• [WRITTEN PROBLEM] Extract everything from the first line of the data below down through the line containing "canvas-cell[interactable] xyxy=(1035,967,1080,1006)", copying each line unchanged.

• [LISTING]
___

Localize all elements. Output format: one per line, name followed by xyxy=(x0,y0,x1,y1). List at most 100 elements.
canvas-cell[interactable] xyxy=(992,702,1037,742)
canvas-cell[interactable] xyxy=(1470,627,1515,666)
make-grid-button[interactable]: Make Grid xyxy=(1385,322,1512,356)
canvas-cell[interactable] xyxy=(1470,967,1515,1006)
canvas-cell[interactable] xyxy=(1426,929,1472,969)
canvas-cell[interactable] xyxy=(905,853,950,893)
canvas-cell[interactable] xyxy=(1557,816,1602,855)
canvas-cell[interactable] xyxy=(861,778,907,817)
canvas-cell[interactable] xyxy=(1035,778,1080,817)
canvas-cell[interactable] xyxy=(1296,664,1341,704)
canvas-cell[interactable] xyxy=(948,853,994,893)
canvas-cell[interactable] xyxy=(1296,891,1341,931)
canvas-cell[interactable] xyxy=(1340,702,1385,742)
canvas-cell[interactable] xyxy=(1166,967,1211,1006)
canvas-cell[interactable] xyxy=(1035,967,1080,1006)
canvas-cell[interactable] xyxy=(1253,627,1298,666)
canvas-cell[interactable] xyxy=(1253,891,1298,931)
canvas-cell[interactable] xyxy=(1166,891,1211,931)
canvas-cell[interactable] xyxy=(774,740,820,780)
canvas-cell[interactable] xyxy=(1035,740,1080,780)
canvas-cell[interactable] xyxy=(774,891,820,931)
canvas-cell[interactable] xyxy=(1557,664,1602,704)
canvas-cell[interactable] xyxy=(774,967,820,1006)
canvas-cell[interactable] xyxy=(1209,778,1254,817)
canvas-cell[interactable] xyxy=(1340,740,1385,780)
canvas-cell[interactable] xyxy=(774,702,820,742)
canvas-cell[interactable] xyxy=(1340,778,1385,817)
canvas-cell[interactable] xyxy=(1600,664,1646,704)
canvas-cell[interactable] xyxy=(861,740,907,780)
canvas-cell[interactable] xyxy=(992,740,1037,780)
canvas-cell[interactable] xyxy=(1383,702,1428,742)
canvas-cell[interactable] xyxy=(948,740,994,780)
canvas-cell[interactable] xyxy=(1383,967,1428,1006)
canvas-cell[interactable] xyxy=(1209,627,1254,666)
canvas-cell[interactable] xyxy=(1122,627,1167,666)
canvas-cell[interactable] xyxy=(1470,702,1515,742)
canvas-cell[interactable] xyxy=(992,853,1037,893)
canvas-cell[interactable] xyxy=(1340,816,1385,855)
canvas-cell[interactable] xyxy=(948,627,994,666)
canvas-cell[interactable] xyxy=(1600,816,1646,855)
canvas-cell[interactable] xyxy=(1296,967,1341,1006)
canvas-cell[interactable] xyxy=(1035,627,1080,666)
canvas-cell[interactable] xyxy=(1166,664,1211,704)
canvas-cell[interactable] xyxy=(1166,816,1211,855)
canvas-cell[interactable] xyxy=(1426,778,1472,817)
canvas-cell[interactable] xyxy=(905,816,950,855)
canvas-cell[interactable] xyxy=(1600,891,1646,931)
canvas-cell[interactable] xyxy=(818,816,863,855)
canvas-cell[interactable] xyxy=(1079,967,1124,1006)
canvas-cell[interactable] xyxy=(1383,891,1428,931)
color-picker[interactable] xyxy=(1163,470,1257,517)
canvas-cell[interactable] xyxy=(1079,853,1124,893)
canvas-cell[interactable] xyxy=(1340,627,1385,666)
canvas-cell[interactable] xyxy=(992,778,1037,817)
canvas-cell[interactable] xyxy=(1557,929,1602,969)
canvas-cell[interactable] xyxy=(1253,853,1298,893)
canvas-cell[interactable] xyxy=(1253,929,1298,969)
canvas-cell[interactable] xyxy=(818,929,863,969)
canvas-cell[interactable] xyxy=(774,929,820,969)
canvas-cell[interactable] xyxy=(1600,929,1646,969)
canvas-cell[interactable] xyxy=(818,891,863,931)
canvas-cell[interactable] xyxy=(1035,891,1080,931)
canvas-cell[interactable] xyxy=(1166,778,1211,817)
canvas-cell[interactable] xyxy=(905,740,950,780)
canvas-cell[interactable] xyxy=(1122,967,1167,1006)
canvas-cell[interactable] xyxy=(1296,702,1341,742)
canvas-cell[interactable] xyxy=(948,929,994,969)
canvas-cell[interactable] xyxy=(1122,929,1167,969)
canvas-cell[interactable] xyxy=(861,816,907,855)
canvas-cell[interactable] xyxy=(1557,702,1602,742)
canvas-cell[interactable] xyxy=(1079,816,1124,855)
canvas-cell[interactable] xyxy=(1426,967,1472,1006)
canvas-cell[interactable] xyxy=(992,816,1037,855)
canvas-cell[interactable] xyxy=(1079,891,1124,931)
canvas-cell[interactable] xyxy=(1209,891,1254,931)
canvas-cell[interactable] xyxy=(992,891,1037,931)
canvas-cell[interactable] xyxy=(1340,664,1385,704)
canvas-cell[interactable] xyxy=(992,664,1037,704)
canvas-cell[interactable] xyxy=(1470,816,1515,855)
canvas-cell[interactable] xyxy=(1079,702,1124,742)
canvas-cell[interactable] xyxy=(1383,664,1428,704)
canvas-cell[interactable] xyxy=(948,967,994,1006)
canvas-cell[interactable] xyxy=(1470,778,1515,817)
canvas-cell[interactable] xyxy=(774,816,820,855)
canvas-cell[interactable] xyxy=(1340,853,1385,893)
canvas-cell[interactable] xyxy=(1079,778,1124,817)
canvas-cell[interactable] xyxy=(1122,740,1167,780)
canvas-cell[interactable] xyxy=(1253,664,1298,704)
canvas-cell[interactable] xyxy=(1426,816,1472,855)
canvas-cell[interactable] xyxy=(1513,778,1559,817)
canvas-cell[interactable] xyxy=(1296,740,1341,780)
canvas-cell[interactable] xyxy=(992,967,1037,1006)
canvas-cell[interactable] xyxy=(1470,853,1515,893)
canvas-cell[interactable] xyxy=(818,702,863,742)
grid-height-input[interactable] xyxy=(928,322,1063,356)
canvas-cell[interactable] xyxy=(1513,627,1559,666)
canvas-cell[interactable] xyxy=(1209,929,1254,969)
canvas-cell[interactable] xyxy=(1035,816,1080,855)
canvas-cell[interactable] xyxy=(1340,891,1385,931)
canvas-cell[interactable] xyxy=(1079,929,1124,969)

___

• [EXPECTED ANSWER]
Localize all elements. Output format: one per line, name followed by xyxy=(x0,y0,x1,y1). List at most 100 elements.
canvas-cell[interactable] xyxy=(992,702,1037,742)
canvas-cell[interactable] xyxy=(1470,627,1515,666)
make-grid-button[interactable]: Make Grid xyxy=(1385,322,1512,356)
canvas-cell[interactable] xyxy=(1470,967,1515,1006)
canvas-cell[interactable] xyxy=(1426,929,1472,969)
canvas-cell[interactable] xyxy=(905,853,950,893)
canvas-cell[interactable] xyxy=(1557,816,1602,855)
canvas-cell[interactable] xyxy=(861,778,907,817)
canvas-cell[interactable] xyxy=(1035,778,1080,817)
canvas-cell[interactable] xyxy=(1296,664,1341,704)
canvas-cell[interactable] xyxy=(948,853,994,893)
canvas-cell[interactable] xyxy=(1296,891,1341,931)
canvas-cell[interactable] xyxy=(1340,702,1385,742)
canvas-cell[interactable] xyxy=(1166,967,1211,1006)
canvas-cell[interactable] xyxy=(1035,967,1080,1006)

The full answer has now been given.